Exercise details: No images are to be carried over; print all other material exactly as it stands.
** BEGIN Dataset records **
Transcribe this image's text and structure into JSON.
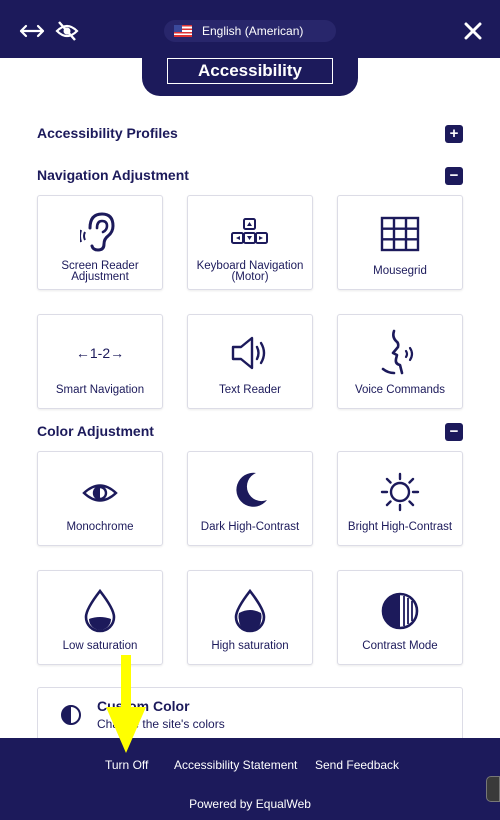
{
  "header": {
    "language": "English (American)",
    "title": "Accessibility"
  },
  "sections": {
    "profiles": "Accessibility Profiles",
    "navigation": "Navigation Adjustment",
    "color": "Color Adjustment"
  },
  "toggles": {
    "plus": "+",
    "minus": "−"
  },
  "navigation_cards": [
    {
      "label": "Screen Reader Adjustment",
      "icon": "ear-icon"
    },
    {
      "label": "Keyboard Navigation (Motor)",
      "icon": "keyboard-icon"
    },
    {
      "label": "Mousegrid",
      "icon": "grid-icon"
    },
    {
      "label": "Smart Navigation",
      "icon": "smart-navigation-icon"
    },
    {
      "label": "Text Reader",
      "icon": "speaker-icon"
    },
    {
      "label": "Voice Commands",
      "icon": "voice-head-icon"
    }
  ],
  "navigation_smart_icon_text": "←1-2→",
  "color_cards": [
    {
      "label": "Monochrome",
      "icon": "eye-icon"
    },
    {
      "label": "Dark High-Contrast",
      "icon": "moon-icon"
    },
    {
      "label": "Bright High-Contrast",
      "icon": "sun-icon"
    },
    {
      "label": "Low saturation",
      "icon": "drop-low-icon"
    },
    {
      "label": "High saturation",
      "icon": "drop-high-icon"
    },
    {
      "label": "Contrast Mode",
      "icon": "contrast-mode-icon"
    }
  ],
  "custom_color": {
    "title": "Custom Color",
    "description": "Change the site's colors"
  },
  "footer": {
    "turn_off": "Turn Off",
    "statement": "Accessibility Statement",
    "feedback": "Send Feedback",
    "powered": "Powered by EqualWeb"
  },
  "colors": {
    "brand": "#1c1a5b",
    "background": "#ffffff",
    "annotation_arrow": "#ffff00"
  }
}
** END Dataset records **
Exercise response:
Transcribe this image's text and structure into JSON.
{
  "header": {
    "language": "English (American)",
    "title": "Accessibility"
  },
  "sections": {
    "profiles": "Accessibility Profiles",
    "navigation": "Navigation Adjustment",
    "color": "Color Adjustment"
  },
  "toggles": {
    "plus": "+",
    "minus": "−"
  },
  "navigation_cards": [
    {
      "label": "Screen Reader Adjustment",
      "icon": "ear-icon"
    },
    {
      "label": "Keyboard Navigation (Motor)",
      "icon": "keyboard-icon"
    },
    {
      "label": "Mousegrid",
      "icon": "grid-icon"
    },
    {
      "label": "Smart Navigation",
      "icon": "smart-navigation-icon"
    },
    {
      "label": "Text Reader",
      "icon": "speaker-icon"
    },
    {
      "label": "Voice Commands",
      "icon": "voice-head-icon"
    }
  ],
  "navigation_smart_icon_text": "←1-2→",
  "color_cards": [
    {
      "label": "Monochrome",
      "icon": "eye-icon"
    },
    {
      "label": "Dark High-Contrast",
      "icon": "moon-icon"
    },
    {
      "label": "Bright High-Contrast",
      "icon": "sun-icon"
    },
    {
      "label": "Low saturation",
      "icon": "drop-low-icon"
    },
    {
      "label": "High saturation",
      "icon": "drop-high-icon"
    },
    {
      "label": "Contrast Mode",
      "icon": "contrast-mode-icon"
    }
  ],
  "custom_color": {
    "title": "Custom Color",
    "description": "Change the site's colors"
  },
  "footer": {
    "turn_off": "Turn Off",
    "statement": "Accessibility Statement",
    "feedback": "Send Feedback",
    "powered": "Powered by EqualWeb"
  },
  "colors": {
    "brand": "#1c1a5b",
    "background": "#ffffff",
    "annotation_arrow": "#ffff00"
  }
}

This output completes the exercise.